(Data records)
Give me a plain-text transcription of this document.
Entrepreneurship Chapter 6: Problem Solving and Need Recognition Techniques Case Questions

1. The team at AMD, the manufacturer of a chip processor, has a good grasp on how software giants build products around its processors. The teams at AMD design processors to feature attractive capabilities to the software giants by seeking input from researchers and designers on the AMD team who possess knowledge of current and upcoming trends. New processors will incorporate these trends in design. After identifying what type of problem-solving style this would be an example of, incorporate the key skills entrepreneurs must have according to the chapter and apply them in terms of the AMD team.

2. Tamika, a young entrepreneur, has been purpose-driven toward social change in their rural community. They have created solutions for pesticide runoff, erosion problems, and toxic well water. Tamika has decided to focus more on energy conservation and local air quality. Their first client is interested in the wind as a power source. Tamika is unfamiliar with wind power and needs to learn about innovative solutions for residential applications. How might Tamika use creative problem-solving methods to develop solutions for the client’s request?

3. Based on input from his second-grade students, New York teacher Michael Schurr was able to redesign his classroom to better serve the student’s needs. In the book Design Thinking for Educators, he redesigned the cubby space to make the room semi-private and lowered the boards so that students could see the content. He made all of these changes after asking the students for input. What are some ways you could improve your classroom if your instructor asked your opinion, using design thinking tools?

**PROBLEM TO SOLVE**
Write each line above out exactly.

**FINAL RESULT**
Give me a plain-text transcription of this document.
Entrepreneurship Chapter 6: Problem Solving and Need Recognition Techniques Case Questions

1. The team at AMD, the manufacturer of a chip processor, has a good grasp on how software giants build products around its processors. The teams at AMD design processors to feature attractive capabilities to the software giants by seeking input from researchers and designers on the AMD team who possess knowledge of current and upcoming trends. New processors will incorporate these trends in design. After identifying what type of problem-solving style this would be an example of, incorporate the key skills entrepreneurs must have according to the chapter and apply them in terms of the AMD team.

2. Tamika, a young entrepreneur, has been purpose-driven toward social change in their rural community. They have created solutions for pesticide runoff, erosion problems, and toxic well water. Tamika has decided to focus more on energy conservation and local air quality. Their first client is interested in the wind as a power source. Tamika is unfamiliar with wind power and needs to learn about innovative solutions for residential applications. How might Tamika use creative problem-solving methods to develop solutions for the client’s request?

3. Based on input from his second-grade students, New York teacher Michael Schurr was able to redesign his classroom to better serve the student’s needs. In the book Design Thinking for Educators, he redesigned the cubby space to make the room semi-private and lowered the boards so that students could see the content. He made all of these changes after asking the students for input. What are some ways you could improve your classroom if your instructor asked your opinion, using design thinking tools?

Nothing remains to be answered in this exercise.